### Requirements
Output the entries word for word. Omit images.

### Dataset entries
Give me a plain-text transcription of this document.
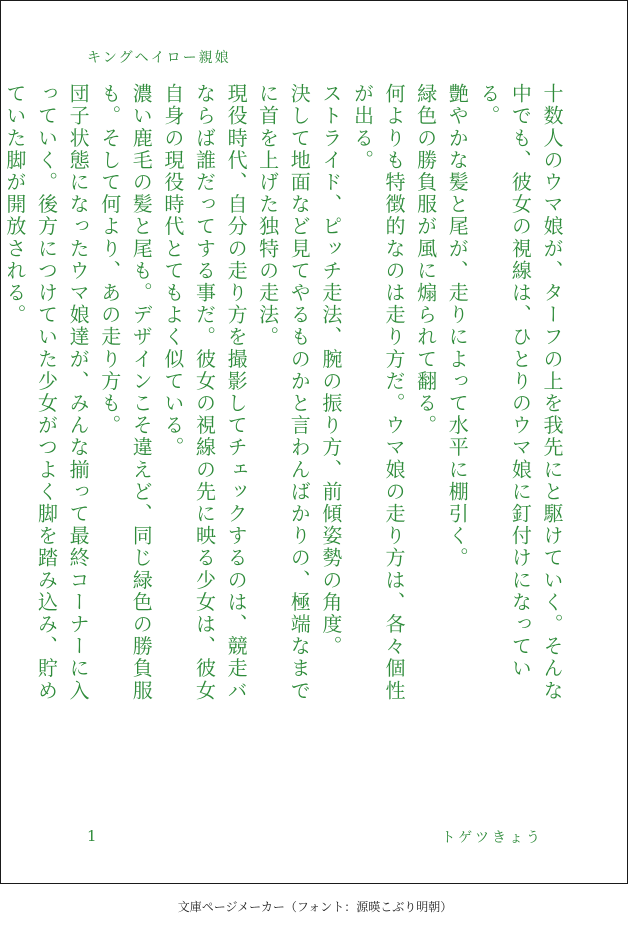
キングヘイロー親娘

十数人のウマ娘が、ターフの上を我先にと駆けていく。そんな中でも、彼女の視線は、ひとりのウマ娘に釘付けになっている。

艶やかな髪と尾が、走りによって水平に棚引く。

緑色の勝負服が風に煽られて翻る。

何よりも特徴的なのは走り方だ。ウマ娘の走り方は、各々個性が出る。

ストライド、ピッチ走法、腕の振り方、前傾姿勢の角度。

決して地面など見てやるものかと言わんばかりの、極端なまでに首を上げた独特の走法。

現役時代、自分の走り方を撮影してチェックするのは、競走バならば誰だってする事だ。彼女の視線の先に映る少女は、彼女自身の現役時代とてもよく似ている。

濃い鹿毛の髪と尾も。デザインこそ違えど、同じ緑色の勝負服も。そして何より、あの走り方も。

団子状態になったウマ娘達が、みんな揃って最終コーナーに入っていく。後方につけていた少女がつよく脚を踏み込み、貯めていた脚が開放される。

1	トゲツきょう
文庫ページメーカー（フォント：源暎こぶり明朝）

### Exercise output
Give me a plain-text transcription of this document.
キングヘイロー親娘

十数人のウマ娘が、ターフの上を我先にと駆けていく。そんな中でも、彼女の視線は、ひとりのウマ娘に釘付けになっている。

艶やかな髪と尾が、走りによって水平に棚引く。

緑色の勝負服が風に煽られて翻る。

何よりも特徴的なのは走り方だ。ウマ娘の走り方は、各々個性が出る。

ストライド、ピッチ走法、腕の振り方、前傾姿勢の角度。

決して地面など見てやるものかと言わんばかりの、極端なまでに首を上げた独特の走法。

現役時代、自分の走り方を撮影してチェックするのは、競走バならば誰だってする事だ。彼女の視線の先に映る少女は、彼女自身の現役時代とてもよく似ている。

濃い鹿毛の髪と尾も。デザインこそ違えど、同じ緑色の勝負服も。そして何より、あの走り方も。

団子状態になったウマ娘達が、みんな揃って最終コーナーに入っていく。後方につけていた少女がつよく脚を踏み込み、貯めていた脚が開放される。

1	トゲツきょう
文庫ページメーカー（フォント：源暎こぶり明朝）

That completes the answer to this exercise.